- [Data for processing]
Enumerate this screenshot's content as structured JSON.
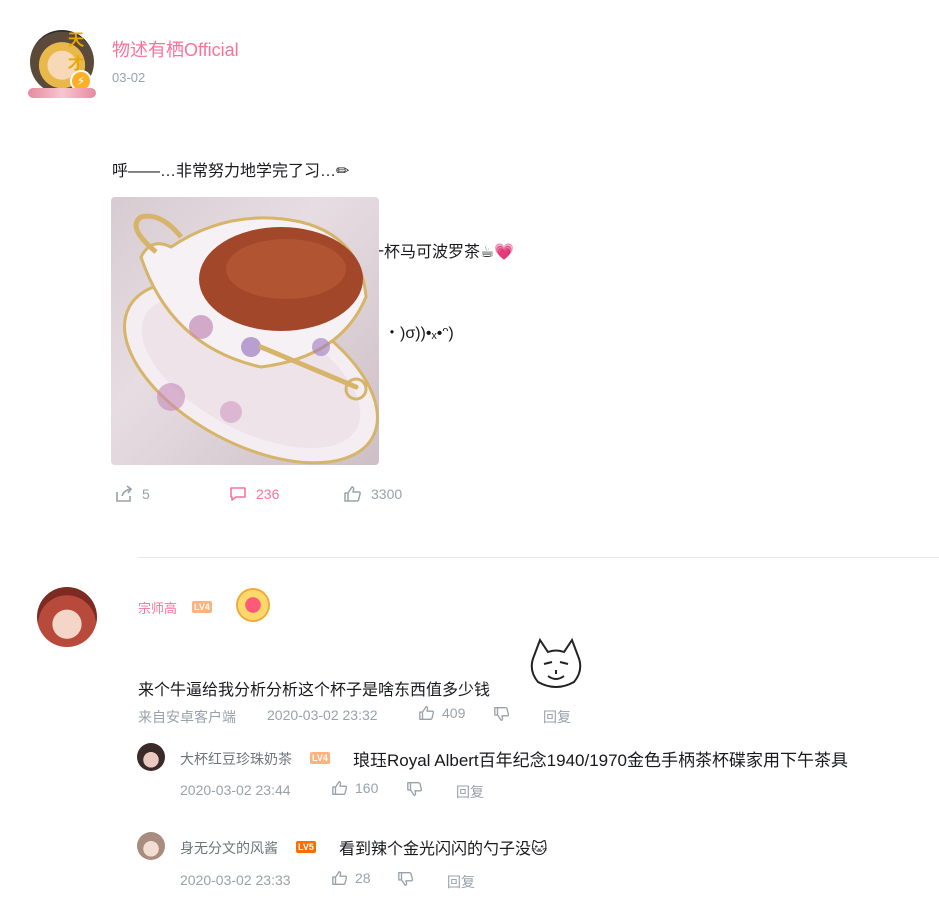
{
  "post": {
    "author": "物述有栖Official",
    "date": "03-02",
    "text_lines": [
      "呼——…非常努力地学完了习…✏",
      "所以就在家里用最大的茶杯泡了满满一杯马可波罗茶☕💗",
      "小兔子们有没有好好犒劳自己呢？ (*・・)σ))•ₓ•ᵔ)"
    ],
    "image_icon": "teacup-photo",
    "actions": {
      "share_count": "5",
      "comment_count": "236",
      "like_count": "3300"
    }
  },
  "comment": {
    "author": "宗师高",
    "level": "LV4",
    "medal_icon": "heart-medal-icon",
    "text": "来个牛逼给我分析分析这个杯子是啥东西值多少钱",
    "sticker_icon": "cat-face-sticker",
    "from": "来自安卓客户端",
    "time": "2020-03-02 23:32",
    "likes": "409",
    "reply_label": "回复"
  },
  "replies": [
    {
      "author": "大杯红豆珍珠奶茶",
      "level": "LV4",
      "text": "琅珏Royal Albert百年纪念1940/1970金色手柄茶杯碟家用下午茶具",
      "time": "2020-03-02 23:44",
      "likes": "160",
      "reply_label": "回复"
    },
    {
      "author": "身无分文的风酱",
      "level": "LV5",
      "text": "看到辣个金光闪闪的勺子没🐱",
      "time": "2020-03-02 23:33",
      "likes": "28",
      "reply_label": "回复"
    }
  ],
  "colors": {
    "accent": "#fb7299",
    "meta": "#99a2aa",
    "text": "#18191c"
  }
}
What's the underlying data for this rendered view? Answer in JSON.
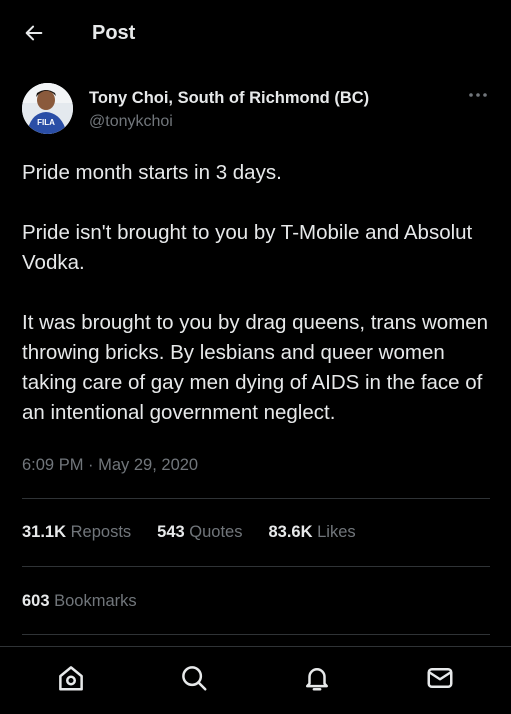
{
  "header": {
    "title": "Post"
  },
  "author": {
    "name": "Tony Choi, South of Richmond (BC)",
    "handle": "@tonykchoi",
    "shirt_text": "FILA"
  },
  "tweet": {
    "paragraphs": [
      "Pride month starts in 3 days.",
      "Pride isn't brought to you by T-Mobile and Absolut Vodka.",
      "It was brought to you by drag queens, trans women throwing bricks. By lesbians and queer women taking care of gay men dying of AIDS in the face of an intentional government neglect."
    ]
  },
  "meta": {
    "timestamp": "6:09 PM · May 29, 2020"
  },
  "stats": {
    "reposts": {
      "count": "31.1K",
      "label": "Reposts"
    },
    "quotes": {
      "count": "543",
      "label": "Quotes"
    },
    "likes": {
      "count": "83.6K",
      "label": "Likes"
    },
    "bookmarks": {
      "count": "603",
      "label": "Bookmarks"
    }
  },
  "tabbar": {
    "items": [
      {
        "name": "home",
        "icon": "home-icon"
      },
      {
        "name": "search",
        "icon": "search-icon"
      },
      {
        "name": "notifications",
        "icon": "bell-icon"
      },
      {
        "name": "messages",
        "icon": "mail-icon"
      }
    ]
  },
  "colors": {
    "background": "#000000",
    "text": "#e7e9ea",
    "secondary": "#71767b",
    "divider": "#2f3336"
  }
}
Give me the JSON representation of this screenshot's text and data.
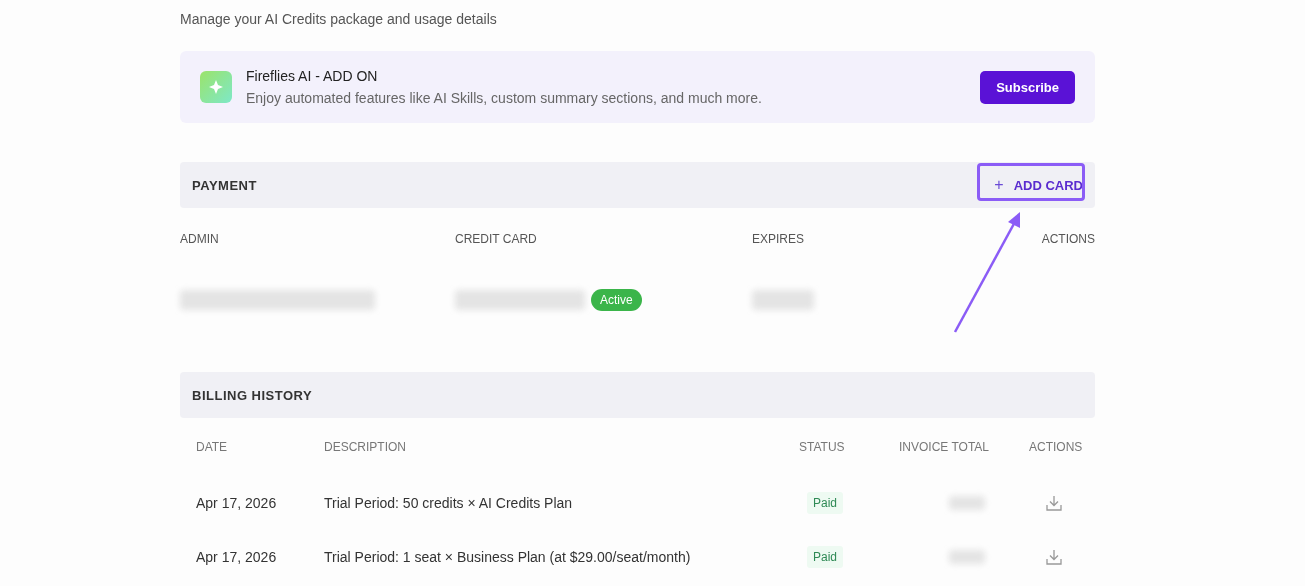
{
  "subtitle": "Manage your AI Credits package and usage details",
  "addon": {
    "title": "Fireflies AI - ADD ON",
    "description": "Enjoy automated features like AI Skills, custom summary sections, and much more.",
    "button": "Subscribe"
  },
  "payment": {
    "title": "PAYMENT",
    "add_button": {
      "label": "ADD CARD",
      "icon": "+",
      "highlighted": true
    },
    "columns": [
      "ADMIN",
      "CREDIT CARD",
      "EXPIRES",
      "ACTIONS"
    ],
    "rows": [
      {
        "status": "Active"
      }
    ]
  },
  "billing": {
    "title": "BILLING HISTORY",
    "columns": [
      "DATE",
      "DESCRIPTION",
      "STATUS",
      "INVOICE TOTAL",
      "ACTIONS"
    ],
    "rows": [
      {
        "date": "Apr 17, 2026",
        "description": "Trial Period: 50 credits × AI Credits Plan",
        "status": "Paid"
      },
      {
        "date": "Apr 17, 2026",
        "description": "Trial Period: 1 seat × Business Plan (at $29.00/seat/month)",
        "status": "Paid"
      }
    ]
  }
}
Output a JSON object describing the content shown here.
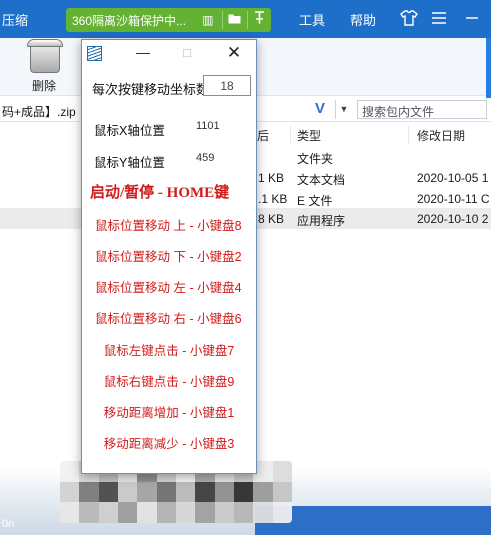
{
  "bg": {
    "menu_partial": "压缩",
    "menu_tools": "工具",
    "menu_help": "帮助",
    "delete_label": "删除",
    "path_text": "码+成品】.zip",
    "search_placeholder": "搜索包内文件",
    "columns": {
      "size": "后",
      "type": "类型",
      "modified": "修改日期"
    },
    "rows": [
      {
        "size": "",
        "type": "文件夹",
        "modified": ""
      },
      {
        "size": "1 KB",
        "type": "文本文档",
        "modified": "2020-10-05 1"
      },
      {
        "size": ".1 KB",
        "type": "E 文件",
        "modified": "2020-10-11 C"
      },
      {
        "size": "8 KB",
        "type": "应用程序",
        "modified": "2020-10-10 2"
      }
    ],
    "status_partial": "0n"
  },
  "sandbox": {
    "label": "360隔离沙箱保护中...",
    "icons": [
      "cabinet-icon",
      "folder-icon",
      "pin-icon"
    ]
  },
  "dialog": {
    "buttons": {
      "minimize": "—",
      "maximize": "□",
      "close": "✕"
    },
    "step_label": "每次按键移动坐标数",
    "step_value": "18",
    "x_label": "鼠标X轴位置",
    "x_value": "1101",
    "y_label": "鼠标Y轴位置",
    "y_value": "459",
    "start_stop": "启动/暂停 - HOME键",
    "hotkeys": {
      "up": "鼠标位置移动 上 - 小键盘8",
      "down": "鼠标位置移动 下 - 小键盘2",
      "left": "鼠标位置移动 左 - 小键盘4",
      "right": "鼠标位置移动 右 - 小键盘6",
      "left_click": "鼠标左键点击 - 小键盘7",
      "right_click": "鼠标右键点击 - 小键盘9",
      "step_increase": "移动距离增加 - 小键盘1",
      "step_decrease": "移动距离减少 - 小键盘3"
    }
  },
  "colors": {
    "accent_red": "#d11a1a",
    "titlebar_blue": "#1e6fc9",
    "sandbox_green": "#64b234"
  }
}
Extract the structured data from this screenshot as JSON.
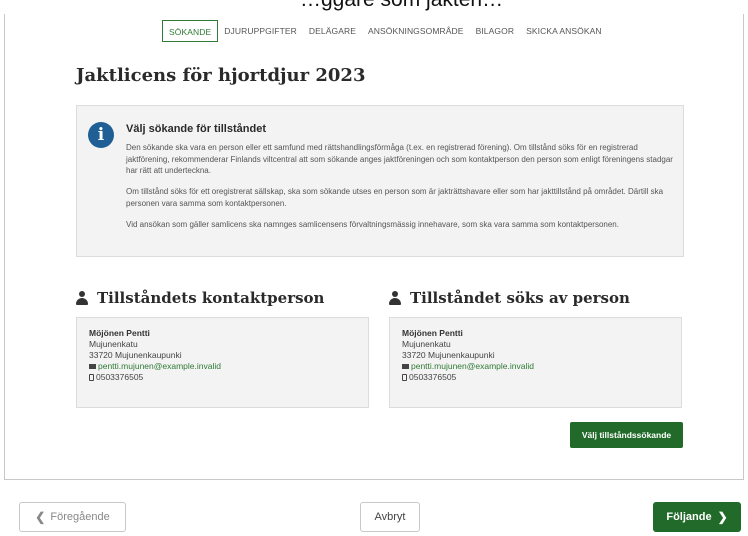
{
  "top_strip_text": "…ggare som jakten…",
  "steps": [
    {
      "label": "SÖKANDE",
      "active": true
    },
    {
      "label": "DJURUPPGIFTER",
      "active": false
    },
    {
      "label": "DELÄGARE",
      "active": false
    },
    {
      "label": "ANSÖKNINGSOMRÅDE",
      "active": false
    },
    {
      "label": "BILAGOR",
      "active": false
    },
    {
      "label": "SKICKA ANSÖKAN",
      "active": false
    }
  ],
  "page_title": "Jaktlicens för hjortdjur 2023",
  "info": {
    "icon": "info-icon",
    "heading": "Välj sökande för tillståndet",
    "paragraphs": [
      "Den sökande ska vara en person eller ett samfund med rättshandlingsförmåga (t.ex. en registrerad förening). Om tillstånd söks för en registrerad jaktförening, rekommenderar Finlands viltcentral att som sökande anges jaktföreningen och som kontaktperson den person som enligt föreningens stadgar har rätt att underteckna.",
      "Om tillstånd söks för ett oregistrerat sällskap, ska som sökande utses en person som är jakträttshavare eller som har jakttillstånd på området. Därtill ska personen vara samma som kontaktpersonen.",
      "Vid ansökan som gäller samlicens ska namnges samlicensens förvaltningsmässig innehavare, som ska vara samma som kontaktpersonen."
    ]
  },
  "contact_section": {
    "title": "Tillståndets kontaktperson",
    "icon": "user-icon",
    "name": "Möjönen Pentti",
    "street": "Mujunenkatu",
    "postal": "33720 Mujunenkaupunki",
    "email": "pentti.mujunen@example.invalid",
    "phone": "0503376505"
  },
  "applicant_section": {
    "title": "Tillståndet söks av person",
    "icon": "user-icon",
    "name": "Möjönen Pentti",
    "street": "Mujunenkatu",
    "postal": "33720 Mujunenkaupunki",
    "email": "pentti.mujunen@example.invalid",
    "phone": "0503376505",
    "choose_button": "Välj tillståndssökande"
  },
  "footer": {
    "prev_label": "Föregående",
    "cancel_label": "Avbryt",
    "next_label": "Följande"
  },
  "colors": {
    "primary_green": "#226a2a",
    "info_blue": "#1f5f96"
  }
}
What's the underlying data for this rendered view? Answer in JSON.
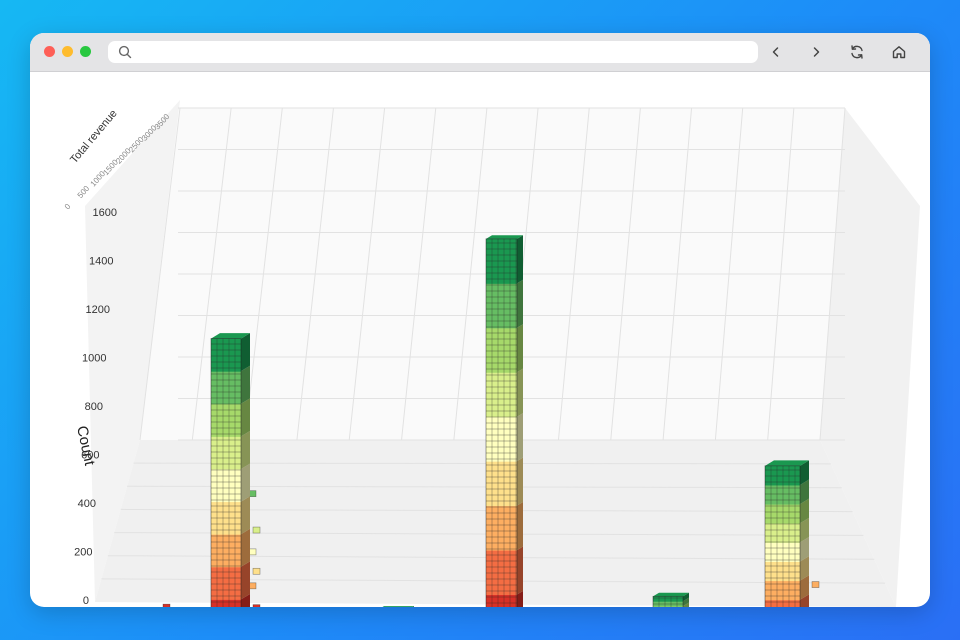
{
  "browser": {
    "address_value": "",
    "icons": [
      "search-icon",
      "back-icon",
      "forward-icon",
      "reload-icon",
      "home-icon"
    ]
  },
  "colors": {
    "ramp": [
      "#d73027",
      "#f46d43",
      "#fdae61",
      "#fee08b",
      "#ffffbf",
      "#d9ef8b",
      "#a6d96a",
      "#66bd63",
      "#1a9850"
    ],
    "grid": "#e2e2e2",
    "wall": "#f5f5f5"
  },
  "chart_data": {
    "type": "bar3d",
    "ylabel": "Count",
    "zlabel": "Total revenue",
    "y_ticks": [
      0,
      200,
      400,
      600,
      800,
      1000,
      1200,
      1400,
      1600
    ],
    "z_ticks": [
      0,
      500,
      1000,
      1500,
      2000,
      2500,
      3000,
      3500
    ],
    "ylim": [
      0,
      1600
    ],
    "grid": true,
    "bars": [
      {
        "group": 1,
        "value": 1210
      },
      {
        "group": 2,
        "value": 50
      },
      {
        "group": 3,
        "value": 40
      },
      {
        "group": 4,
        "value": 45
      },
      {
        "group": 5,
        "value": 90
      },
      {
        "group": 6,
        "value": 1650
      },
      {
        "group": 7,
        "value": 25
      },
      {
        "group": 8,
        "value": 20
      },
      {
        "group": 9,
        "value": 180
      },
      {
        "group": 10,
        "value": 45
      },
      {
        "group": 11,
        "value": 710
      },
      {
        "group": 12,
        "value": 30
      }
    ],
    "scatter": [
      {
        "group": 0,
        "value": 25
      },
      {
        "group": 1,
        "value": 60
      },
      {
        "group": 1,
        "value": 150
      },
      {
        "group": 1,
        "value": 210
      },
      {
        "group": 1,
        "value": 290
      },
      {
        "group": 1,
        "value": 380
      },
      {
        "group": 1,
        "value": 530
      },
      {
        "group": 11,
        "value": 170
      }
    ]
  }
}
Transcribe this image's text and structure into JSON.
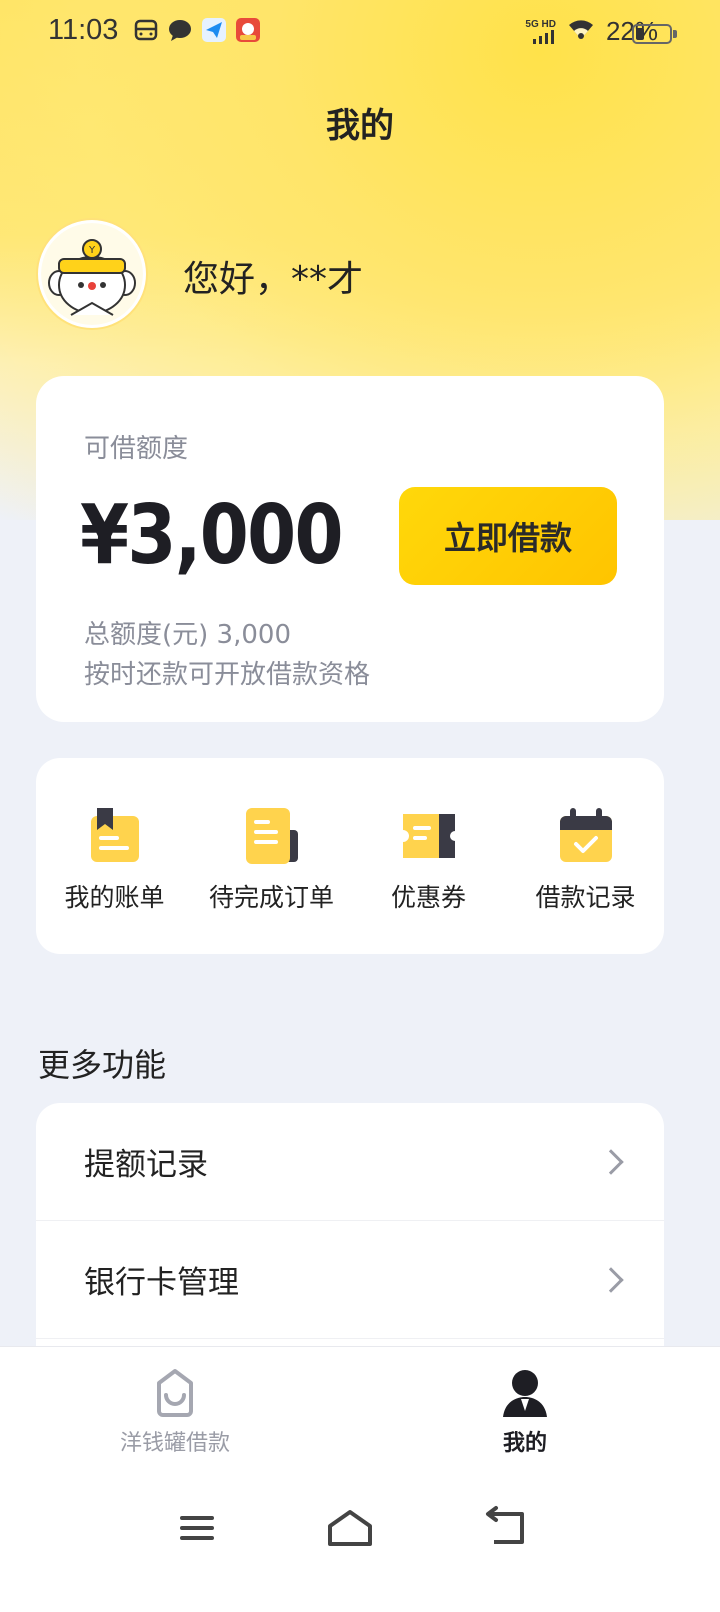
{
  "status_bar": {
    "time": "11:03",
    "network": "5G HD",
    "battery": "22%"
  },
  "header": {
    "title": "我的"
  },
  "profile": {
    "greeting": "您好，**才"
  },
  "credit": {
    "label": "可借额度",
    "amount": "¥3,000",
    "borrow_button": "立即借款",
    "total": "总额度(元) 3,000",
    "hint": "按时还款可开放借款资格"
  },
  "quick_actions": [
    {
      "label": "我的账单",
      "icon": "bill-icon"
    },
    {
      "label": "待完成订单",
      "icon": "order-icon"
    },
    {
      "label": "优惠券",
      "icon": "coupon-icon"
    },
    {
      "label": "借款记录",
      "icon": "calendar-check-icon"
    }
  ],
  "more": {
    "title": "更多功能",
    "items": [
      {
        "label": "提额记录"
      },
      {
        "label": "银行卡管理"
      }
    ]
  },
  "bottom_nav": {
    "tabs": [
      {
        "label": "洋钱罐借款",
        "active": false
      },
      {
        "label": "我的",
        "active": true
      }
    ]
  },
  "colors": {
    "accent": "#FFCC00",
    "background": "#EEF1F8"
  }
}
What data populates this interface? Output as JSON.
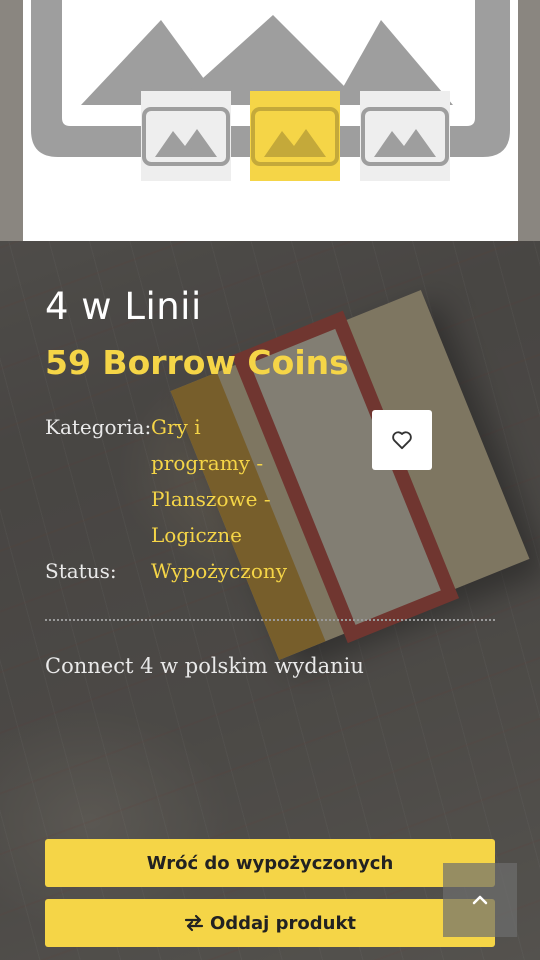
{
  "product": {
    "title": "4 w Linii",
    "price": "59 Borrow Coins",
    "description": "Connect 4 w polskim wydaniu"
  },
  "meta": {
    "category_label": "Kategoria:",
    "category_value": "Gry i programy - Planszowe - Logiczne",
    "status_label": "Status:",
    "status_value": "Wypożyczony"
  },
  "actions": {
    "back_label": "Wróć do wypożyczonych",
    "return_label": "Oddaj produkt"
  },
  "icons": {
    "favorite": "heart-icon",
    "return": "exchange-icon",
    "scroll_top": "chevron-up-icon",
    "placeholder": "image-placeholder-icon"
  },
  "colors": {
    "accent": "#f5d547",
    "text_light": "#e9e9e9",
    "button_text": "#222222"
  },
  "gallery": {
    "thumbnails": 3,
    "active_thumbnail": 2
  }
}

- [The problem] Search the entries for the string "brought" and collect each line that has it.

- [Task answer]
      "Pride isn't brought to you by T-Mobile and Absolut Vodka.",
      "It was brought to you by drag queens, trans women throwing bricks. By lesbians and queer women taking care of gay men dying of AIDS in the face of an intentional government neglect."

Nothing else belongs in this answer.